> **Input records**:
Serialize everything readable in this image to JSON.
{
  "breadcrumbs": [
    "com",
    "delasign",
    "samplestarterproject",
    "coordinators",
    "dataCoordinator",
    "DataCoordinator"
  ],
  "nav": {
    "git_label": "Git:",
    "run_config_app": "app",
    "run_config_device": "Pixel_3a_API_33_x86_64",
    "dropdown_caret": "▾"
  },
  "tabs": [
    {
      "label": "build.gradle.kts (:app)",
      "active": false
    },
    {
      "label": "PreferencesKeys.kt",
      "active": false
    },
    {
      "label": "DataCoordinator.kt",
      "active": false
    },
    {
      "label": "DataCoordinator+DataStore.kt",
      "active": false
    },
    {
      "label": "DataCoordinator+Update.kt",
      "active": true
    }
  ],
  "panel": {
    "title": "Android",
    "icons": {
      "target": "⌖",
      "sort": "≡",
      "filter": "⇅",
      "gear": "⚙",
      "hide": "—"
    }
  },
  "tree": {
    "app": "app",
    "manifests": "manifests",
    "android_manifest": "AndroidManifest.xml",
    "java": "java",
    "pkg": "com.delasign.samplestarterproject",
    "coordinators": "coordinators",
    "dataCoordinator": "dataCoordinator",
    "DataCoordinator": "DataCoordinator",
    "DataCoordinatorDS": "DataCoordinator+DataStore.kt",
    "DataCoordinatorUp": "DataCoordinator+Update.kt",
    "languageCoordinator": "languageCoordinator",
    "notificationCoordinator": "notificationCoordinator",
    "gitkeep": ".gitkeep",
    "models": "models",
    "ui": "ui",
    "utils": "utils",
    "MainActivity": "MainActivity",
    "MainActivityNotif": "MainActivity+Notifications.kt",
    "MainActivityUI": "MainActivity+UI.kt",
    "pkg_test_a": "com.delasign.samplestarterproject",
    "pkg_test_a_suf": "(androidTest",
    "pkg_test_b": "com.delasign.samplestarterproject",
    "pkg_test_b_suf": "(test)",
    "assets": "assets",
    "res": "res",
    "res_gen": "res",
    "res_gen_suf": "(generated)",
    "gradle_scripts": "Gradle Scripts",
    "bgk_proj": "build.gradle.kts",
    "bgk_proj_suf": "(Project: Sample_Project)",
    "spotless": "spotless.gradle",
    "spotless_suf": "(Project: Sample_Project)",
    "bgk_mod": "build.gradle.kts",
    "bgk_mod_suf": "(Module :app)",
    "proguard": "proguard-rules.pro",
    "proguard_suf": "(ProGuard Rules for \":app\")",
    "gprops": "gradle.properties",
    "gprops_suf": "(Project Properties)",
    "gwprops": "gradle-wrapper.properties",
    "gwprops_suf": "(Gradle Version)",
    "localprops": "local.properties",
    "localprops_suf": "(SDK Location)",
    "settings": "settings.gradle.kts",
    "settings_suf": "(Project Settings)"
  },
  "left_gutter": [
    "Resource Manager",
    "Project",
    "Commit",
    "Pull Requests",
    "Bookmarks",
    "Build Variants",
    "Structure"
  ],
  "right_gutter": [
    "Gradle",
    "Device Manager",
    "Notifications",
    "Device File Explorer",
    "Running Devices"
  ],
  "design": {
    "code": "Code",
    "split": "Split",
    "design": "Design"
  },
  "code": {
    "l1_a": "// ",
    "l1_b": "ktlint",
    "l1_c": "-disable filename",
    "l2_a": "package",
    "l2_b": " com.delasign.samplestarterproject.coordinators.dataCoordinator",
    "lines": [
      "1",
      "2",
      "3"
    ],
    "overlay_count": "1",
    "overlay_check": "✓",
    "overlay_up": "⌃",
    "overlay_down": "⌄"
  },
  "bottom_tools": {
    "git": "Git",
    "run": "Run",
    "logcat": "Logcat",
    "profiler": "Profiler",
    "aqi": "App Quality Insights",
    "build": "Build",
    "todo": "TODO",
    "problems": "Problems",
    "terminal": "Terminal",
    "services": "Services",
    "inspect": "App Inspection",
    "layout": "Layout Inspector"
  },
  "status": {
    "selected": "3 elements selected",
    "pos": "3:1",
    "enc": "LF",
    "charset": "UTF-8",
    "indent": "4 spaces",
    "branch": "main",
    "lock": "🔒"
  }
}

> **Requirement**: Look through the listing and extract every line with "samplestarterproject" in it.

> **Task result**:
    "samplestarterproject",
    "pkg": "com.delasign.samplestarterproject",
    "pkg_test_a": "com.delasign.samplestarterproject",
    "pkg_test_b": "com.delasign.samplestarterproject",
    "l2_b": " com.delasign.samplestarterproject.coordinators.dataCoordinator",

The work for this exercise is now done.